- WHAT IS REQUIRED -
How many of the lines here include "position"? Answer with a single number.

Chart and figure data:
++++++++
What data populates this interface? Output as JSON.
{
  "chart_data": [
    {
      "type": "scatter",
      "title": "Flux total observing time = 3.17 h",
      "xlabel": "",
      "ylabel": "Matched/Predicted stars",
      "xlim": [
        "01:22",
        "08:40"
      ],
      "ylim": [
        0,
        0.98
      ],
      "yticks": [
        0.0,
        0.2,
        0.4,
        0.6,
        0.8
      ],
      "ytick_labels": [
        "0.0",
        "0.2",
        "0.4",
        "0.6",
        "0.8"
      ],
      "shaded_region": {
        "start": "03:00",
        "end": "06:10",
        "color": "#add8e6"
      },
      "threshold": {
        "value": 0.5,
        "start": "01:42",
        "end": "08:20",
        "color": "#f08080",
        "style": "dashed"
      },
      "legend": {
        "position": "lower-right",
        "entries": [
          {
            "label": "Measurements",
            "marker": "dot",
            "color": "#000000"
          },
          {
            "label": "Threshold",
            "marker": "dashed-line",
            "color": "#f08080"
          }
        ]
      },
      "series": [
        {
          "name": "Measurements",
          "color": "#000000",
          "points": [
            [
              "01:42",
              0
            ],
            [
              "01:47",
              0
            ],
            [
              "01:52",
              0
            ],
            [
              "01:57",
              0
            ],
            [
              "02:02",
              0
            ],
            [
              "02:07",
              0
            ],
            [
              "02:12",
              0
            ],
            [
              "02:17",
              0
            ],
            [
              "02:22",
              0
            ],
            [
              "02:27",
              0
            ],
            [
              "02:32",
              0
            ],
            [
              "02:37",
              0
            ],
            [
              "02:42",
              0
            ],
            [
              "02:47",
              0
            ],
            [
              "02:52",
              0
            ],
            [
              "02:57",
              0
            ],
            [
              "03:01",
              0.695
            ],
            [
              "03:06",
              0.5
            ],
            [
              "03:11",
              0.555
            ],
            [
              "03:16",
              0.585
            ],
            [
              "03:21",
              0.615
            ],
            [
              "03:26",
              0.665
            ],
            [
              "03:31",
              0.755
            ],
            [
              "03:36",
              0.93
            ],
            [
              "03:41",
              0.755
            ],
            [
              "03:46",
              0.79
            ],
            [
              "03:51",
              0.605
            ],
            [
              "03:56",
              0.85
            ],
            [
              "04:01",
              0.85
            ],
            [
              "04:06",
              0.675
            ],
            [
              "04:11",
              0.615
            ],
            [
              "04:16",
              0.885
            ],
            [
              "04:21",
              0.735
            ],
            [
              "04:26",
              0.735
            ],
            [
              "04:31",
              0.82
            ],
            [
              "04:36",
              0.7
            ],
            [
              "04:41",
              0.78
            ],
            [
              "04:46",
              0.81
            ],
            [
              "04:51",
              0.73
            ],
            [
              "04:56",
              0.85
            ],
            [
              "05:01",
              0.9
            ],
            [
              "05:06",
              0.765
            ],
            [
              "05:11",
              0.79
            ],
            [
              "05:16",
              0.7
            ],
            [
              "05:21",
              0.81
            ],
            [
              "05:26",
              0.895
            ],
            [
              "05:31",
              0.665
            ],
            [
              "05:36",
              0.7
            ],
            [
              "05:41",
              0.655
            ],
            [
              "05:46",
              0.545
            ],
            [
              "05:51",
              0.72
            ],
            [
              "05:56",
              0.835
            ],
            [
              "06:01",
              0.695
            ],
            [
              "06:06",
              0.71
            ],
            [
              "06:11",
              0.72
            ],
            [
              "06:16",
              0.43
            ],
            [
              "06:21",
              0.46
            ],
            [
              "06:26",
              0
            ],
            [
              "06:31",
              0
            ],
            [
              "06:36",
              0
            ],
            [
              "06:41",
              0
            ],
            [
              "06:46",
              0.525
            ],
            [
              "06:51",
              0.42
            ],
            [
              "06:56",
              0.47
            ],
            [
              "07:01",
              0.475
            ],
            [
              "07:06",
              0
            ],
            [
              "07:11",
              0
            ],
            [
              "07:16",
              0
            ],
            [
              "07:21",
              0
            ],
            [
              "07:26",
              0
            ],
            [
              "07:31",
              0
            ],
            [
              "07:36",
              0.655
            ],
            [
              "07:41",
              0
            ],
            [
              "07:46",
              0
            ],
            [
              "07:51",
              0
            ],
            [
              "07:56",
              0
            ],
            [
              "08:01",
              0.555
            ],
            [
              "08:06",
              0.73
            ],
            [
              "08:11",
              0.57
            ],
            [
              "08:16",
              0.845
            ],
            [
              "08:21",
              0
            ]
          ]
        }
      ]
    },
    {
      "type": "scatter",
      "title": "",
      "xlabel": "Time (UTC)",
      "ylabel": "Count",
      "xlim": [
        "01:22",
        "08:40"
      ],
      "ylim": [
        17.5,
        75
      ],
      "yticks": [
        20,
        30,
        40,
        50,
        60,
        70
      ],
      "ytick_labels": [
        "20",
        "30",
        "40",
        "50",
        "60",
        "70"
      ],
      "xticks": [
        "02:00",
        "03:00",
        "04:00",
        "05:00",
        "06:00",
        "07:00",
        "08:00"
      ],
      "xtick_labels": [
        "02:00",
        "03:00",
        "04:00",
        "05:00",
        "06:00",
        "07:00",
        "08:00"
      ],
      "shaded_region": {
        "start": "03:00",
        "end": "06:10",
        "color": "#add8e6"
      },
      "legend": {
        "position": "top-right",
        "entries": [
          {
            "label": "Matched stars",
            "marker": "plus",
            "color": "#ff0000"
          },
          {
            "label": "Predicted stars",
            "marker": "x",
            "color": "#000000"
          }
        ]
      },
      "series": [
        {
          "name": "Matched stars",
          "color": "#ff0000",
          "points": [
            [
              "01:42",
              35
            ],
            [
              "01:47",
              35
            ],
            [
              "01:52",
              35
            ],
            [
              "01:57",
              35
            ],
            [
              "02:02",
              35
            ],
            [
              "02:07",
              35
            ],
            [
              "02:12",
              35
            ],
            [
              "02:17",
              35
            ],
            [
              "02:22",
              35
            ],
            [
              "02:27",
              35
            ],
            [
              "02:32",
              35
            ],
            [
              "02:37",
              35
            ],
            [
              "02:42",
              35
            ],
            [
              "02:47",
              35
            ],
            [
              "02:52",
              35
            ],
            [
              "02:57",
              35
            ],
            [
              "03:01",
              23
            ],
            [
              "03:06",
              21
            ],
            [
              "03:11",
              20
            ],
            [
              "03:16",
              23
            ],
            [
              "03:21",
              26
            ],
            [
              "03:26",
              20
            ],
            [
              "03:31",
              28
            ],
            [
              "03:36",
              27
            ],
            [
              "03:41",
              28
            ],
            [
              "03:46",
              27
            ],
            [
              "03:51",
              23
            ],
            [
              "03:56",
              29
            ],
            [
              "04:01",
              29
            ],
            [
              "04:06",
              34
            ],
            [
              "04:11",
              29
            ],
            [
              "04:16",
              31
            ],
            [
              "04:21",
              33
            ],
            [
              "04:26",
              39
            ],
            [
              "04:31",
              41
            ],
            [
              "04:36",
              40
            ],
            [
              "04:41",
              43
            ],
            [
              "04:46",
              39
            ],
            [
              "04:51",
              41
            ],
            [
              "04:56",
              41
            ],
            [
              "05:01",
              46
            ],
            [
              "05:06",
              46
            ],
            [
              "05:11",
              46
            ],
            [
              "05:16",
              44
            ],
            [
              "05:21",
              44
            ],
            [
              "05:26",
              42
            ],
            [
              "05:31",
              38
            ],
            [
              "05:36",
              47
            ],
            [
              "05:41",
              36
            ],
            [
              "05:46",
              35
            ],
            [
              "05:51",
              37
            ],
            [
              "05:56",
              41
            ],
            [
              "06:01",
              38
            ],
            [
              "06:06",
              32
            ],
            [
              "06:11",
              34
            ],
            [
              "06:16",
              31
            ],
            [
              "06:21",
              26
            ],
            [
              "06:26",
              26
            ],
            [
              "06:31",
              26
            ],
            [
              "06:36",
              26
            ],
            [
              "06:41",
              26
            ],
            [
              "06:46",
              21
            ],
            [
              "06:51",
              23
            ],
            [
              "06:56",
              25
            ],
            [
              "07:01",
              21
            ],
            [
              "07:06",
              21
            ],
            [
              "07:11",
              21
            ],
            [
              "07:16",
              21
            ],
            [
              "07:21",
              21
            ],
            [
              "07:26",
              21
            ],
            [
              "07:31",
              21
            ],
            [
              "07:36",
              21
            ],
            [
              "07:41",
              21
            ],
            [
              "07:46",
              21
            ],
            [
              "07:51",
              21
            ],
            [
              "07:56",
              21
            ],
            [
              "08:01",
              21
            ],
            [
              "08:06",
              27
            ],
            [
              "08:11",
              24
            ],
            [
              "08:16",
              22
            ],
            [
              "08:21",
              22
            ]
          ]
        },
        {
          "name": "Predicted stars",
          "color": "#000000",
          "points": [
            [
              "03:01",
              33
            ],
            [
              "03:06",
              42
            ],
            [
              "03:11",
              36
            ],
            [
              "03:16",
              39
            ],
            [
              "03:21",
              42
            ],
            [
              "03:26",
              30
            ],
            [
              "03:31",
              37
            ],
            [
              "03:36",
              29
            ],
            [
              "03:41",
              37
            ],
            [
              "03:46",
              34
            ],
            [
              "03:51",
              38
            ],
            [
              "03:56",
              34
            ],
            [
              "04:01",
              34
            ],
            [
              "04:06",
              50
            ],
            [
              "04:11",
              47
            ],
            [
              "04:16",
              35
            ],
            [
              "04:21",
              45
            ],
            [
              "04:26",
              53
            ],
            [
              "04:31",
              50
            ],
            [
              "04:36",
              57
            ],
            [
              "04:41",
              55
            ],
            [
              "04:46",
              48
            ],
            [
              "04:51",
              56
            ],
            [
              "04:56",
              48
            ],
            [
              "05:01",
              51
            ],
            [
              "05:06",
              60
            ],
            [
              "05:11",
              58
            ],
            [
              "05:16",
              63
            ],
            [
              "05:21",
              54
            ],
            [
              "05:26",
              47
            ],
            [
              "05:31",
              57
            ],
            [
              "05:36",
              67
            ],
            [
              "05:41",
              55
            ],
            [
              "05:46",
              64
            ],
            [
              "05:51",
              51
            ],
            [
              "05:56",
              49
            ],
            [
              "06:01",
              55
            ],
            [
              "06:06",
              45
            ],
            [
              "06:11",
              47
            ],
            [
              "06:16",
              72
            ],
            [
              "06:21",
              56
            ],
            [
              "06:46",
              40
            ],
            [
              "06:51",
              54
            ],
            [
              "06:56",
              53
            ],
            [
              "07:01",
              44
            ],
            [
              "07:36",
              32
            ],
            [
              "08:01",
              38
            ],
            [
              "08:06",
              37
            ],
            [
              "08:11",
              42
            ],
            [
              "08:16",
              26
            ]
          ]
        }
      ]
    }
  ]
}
++++++++
- RESPONSE TO THE EXERCISE -
2